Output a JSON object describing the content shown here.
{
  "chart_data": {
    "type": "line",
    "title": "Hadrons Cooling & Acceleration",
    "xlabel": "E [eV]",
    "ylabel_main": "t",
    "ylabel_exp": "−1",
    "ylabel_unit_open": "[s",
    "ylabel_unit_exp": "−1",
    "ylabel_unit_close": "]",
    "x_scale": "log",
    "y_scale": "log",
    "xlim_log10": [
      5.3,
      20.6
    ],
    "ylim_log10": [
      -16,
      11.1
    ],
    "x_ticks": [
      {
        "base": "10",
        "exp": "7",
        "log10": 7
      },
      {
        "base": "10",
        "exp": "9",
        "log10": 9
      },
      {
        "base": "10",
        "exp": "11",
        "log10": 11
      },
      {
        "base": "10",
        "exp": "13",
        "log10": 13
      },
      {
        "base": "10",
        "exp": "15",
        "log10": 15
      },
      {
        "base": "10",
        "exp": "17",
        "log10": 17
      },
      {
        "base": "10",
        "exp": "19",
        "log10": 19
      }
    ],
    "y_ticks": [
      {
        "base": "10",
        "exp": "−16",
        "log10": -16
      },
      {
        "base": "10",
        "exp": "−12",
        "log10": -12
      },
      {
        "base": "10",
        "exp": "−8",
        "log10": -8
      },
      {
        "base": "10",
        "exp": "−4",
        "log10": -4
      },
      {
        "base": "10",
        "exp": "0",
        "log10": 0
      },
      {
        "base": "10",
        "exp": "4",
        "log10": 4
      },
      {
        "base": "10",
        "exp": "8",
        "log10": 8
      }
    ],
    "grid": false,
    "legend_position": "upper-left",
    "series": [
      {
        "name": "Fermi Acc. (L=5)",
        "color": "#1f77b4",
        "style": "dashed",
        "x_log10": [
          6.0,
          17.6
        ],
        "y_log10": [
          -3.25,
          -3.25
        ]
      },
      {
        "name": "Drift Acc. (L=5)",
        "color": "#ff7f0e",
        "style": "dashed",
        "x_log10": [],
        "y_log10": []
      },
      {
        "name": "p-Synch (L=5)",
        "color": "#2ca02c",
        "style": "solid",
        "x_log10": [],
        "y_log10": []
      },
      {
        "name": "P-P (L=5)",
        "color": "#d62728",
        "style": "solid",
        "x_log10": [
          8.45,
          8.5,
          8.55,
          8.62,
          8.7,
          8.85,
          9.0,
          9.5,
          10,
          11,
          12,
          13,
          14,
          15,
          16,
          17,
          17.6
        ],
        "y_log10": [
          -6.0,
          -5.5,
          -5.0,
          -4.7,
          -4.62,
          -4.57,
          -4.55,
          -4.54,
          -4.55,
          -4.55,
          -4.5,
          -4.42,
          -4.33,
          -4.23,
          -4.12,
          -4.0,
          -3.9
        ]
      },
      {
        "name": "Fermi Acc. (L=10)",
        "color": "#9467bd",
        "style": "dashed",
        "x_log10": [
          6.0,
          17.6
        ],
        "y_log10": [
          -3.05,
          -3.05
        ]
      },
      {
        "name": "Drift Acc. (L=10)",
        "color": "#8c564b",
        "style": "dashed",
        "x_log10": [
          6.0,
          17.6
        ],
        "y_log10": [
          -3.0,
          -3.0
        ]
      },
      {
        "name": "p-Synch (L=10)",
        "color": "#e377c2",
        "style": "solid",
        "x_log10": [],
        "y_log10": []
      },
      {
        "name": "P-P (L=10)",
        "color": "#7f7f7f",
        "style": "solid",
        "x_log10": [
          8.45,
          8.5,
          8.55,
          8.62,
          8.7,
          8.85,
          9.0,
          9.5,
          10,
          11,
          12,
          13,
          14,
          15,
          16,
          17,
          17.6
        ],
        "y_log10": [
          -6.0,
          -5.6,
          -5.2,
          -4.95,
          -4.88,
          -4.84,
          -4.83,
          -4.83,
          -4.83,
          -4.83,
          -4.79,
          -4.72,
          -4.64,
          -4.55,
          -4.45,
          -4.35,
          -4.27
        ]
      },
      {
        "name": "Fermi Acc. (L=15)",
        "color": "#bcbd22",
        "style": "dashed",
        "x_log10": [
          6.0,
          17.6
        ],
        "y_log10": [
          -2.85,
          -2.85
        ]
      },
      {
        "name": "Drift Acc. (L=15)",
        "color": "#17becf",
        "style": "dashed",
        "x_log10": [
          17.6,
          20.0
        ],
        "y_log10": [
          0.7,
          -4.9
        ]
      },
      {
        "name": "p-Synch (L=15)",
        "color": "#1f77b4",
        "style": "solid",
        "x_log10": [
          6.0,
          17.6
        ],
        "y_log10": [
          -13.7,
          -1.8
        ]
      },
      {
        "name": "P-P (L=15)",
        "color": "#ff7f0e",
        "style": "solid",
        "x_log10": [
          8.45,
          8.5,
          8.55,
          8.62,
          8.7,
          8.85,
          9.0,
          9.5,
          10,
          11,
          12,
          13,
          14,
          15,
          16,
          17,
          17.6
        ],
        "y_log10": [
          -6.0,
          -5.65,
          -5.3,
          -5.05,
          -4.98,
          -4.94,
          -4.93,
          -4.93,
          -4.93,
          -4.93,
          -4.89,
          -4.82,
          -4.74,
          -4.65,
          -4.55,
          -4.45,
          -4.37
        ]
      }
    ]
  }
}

-----

_EXERCISE DETAILS:_ Where a line contains the string "Fermi", extract that line.

_OUTPUT FOR THIS TASK:_
        "name": "Fermi Acc. (L=5)",
        "name": "Fermi Acc. (L=10)",
        "name": "Fermi Acc. (L=15)",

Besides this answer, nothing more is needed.